Task prompt: Return a copy of every line in the records that includes the word "intro".
Record excerpts below:
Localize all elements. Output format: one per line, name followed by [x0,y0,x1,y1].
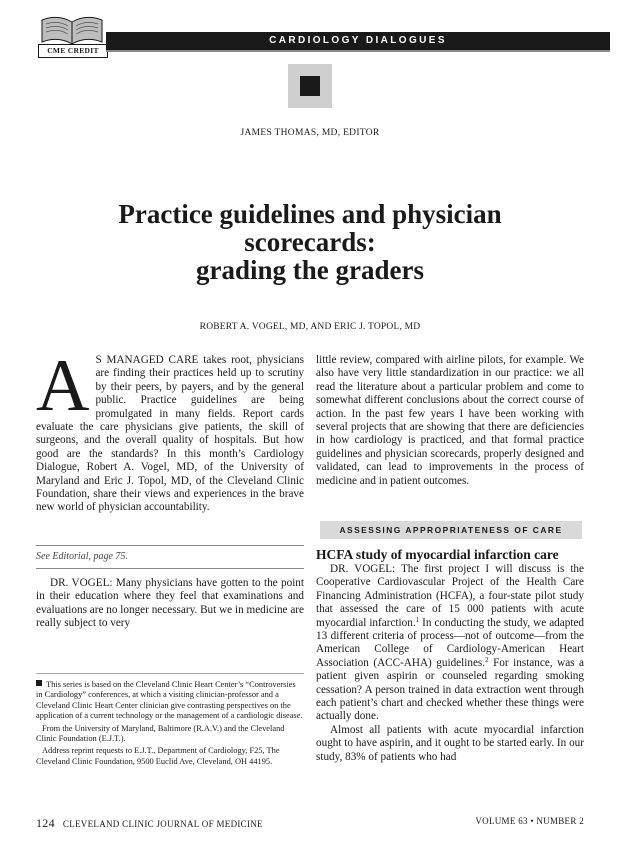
footnote-affiliation: From the University of Maryland, Baltimore (R.A.V.) and the Cleveland Clinic Foundation (E.J.T.). [36,723,285,744]
logo-square [300,76,320,96]
right-dialogue [316,563,584,764]
cme-credit-badge [36,14,110,56]
right-column-text [316,354,584,488]
dialogue-left-text: Many physicians have gotten to the point in their education where they feel that examinations and evaluations are no longer necessary. But we in medicine are really subject to very [36,577,305,630]
footnote-reprints: Address reprint requests to E.J.T., Department of Cardiology, F25, The Cleveland Clinic Foundation, 9500 Euclid Ave, Cleveland, OH 44195. [36,746,280,766]
title-line-1: Practice guidelines and physician [118,199,502,229]
reference-1: 1 [415,615,420,624]
divider-editorial [36,568,304,569]
bullet-square-icon [36,680,42,686]
intro-abstract [36,345,304,515]
right-dialogue-paragraph-1: DR. VOGEL: The first project I will discuss is the Cooperative Cardiovascular Project of the Health Care Financing Administration (HCFA), a four-state pilot study that assessed the care of 15 000 patients with acute myocardial infarction.$^1$ In conducting the study, we adapted 13 different criteria of process—not of outcome—from the American College of Cardiology-American Heart Association (ACC-AHA) guidelines.$^2$ For instance, was a patient given aspirin or counseled regarding smoking cessation? A person trained in data extraction went through each patient’s chart and checked whether these things were actually done. [316,563,585,723]
intro-lead: S MANAGED CARE [95,354,199,366]
drop-cap: A [36,345,90,427]
right-dialogue-paragraph-2: Almost all patients with acute myocardial infarction ought to have aspirin, and it ought to be started early. In our study, 83% of patients who had [316,723,584,763]
speaker-label: DR. VOGEL: [50,577,113,589]
right-column-paragraph: little review, compared with airline pilots, for example. We also have very little standardization in our practice: we all read the literature about a particular problem and come to somewhat different conclusions about the correct course of action. In the past few years I have been working with several projects that are showing that there are deficiencies in how cardiology is practiced, and that formal practice guidelines and physician scorecards, properly designed and validated, can lead to improvements in the process of medicine and in patient outcomes. [316,354,584,487]
banner-underline [106,50,610,52]
journal-name: CLEVELAND CLINIC JOURNAL OF MEDICINE [62,819,263,829]
section-heading: ASSESSING APPROPRIATENESS OF CARE [339,525,563,535]
article-title [60,200,560,284]
divider-footnotes [36,673,304,674]
see-editorial-note: See Editorial, page 75. [36,551,128,562]
footnotes [36,680,304,769]
reference-2: 2 [485,655,489,664]
header-banner [36,14,610,56]
footer-volume: VOLUME 63 • NUMBER 2 [475,816,584,826]
divider-intro [36,545,304,546]
title-line-2: scorecards: [244,227,376,257]
page-number: 124 [36,816,55,830]
intro-text: takes root, physicians are finding their practices held up to scrutiny by their peers, by payers, and by the general public. Practice guidelines are being promulgated in many fields. Report cards evaluate the care physicians give patients, the skill of surgeons, and the overall quality of hospitals. But how good are the standards? In this month’s Cardiology Dialogue, Robert A. Vogel, MD, of the University of Maryland and Eric J. Topol, MD, of the Cleveland Clinic Foundation, share their views and experiences in the brave new world of physician accountability. [36,354,304,514]
author-byline: ROBERT A. VOGEL, MD, AND ERIC J. TOPOL, MD [199,322,421,332]
dialogue-left [36,577,304,631]
subheading: HCFA study of myocardial infarction care [316,547,559,562]
section-banner-title: CARDIOLOGY DIALOGUES [269,35,447,46]
footer-left [36,816,263,831]
cme-credit-label: CME CREDIT [38,44,108,58]
speaker-label-right: DR. VOGEL: [330,563,396,575]
editor-credit: JAMES THOMAS, MD, EDITOR [240,128,380,138]
open-book-icon [36,14,110,46]
title-line-3: grading the graders [196,255,424,285]
footnote-series: This series is based on the Cleveland Clinic Heart Center’s “Controversies in Cardiology” conferences, at which a visiting clinician-professor and a Cleveland Clinic Heart Center clinician give contrasting perspectives on the application of a current technology or the management of a cardiologic disease. [36,680,303,721]
department-logo [288,64,332,108]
End of Record excerpts.
Exercise result:
intro-abstract [36,345,304,515]
intro-lead: S MANAGED CARE [95,354,199,366]
divider-intro [36,545,304,546]
intro-text: takes root, physicians are finding their practices held up to scrutiny by their peers, by payers, and by the general public. Practice guidelines are being promulgated in many fields. Report cards evaluate the care physicians give patients, the skill of surgeons, and the overall quality of hospitals. But how good are the standards? In this month’s Cardiology Dialogue, Robert A. Vogel, MD, of the University of Maryland and Eric J. Topol, MD, of the Cleveland Clinic Foundation, share their views and experiences in the brave new world of physician accountability. [36,354,304,514]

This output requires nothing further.